● **Goal**
From the entries below, count the lines with "signal". Write only the count.

## BEGIN Recorded data

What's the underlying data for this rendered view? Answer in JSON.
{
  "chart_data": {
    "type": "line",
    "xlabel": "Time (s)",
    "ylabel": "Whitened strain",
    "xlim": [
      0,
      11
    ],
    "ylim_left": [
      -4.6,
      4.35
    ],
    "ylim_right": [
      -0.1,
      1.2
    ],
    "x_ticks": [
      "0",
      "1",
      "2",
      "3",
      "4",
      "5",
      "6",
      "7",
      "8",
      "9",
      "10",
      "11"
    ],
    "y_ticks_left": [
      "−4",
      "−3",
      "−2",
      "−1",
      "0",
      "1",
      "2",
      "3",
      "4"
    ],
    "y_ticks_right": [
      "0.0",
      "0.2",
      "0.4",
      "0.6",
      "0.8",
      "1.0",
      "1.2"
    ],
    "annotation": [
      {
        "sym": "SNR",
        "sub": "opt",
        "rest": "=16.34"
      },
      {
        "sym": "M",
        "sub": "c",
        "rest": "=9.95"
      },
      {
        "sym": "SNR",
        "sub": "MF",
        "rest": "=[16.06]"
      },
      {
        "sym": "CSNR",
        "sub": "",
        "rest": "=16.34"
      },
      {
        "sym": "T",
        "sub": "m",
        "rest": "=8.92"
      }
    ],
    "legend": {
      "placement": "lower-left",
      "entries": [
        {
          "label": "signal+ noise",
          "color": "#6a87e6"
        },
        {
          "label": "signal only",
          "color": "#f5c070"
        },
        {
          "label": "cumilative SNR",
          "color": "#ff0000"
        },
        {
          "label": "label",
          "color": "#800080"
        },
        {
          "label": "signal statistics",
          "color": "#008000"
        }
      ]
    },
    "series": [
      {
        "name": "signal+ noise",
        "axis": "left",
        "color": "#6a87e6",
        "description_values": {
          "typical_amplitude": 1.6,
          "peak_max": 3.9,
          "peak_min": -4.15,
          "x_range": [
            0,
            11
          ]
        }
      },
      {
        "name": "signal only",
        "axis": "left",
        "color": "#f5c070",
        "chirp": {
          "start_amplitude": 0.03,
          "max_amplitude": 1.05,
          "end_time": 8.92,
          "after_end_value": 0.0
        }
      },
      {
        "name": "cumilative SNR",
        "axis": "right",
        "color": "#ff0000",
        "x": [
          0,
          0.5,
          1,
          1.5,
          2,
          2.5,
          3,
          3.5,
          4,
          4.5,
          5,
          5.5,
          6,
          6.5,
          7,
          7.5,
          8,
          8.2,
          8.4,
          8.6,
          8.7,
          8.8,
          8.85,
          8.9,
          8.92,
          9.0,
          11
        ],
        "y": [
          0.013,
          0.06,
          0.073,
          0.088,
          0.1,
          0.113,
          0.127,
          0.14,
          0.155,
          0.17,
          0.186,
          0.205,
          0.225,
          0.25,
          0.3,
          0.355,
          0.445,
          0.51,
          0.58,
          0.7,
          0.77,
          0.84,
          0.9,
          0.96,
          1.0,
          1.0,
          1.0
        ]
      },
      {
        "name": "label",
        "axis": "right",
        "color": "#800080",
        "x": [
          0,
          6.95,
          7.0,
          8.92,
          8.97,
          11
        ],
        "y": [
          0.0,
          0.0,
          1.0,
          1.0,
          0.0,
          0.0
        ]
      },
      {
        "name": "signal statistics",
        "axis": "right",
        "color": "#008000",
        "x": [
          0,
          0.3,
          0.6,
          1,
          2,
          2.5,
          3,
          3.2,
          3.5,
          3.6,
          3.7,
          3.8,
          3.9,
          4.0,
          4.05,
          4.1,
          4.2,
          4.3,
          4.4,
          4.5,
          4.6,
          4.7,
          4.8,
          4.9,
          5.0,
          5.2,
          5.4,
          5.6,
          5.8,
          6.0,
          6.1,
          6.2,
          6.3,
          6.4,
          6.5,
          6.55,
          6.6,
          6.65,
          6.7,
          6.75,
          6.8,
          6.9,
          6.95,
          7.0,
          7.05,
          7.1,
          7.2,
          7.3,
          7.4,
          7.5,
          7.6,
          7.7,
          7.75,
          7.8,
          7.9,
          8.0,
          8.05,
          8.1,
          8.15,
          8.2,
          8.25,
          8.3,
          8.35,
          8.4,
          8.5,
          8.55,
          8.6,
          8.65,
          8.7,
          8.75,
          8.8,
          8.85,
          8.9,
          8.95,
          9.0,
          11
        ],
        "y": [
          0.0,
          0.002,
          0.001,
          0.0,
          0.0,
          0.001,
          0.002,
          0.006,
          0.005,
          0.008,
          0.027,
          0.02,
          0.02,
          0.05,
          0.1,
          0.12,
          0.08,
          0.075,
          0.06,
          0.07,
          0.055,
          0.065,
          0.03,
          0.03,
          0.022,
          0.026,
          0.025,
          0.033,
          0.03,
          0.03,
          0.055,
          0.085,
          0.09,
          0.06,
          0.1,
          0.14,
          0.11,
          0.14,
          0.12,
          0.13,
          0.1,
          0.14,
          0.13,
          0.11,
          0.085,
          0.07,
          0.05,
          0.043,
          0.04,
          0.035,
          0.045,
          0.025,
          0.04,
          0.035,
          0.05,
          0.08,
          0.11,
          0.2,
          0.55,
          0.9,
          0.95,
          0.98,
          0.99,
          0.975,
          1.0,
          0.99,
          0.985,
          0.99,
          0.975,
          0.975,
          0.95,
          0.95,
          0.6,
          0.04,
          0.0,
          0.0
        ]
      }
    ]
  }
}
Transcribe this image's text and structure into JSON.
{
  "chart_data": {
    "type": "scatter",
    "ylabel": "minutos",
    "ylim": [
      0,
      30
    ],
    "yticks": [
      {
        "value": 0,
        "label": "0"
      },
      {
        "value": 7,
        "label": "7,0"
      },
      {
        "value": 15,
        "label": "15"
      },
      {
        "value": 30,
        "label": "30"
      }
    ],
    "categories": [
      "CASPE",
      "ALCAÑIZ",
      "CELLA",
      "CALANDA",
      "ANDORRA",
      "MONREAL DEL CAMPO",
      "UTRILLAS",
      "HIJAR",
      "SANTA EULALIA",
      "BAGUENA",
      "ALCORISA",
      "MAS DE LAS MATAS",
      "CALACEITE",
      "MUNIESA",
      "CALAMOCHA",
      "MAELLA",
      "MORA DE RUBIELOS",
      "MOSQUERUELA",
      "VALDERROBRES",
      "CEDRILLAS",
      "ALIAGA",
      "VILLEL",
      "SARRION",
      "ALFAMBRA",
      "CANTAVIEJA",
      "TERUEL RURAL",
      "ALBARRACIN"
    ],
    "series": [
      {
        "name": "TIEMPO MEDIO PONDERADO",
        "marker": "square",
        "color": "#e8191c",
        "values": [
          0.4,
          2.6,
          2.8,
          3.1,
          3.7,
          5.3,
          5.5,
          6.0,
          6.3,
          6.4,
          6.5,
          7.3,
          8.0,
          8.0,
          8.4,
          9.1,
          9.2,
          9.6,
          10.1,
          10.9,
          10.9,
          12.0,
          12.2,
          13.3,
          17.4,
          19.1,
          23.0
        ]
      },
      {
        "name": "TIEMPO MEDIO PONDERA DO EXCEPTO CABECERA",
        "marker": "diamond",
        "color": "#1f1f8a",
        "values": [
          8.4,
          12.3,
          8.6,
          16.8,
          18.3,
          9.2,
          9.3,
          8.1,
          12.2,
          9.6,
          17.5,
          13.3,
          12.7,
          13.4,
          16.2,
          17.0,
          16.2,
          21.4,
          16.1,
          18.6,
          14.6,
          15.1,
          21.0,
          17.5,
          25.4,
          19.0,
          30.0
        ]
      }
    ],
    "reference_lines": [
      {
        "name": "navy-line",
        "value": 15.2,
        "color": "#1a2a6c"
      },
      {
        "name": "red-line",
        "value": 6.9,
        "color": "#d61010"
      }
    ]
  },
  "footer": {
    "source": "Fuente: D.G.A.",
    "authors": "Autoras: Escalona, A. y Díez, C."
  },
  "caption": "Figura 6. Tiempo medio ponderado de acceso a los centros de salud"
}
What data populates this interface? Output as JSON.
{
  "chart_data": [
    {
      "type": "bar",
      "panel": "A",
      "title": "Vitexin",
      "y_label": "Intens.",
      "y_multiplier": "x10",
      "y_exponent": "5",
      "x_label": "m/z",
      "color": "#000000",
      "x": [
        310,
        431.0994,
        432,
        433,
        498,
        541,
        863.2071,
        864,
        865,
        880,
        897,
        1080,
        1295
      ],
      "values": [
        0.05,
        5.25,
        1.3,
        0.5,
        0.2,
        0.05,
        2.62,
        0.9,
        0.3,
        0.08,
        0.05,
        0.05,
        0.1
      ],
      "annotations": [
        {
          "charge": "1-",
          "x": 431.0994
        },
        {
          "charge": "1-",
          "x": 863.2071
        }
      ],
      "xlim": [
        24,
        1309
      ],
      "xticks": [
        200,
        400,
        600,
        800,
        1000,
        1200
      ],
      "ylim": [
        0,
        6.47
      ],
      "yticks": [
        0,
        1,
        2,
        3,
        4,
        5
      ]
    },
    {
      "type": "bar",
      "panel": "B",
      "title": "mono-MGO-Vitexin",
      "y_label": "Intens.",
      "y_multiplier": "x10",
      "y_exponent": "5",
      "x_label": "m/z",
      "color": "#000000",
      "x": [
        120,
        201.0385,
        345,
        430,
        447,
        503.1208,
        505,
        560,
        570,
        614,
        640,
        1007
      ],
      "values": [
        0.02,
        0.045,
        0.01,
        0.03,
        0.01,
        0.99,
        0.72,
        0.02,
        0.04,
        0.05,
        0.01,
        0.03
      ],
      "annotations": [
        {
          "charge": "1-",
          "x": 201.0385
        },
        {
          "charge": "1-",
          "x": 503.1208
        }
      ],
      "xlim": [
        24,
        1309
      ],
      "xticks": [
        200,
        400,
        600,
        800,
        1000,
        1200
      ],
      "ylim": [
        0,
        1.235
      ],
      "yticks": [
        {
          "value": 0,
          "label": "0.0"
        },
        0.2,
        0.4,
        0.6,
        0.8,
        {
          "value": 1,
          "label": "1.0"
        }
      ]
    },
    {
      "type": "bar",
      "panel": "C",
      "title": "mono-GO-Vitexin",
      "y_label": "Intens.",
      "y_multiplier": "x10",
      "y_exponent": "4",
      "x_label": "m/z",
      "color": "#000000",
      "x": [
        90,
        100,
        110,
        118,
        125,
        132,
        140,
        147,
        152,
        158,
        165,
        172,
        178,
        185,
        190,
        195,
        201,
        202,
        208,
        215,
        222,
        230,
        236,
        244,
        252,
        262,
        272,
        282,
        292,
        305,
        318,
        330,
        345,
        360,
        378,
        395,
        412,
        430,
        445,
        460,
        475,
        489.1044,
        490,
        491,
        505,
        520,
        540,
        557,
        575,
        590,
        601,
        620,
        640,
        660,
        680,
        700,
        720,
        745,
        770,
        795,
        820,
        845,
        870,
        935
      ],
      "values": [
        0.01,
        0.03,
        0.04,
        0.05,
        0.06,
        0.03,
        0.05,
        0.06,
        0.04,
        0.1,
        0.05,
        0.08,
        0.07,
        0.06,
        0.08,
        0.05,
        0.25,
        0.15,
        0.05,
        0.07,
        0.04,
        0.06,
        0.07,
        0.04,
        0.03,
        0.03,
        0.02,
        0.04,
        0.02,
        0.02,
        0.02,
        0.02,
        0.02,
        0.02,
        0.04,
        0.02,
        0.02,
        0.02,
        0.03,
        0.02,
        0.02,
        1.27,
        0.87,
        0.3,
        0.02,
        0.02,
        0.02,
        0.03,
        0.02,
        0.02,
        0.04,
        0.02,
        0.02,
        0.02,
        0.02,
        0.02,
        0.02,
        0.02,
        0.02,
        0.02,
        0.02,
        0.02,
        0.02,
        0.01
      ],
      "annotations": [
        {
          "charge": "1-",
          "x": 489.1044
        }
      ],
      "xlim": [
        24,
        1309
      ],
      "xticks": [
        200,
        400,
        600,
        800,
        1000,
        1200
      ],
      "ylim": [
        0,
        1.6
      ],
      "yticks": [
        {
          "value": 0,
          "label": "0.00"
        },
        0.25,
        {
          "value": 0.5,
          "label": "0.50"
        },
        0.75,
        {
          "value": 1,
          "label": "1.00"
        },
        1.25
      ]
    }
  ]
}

## END Recorded data

● **Exercise output**
6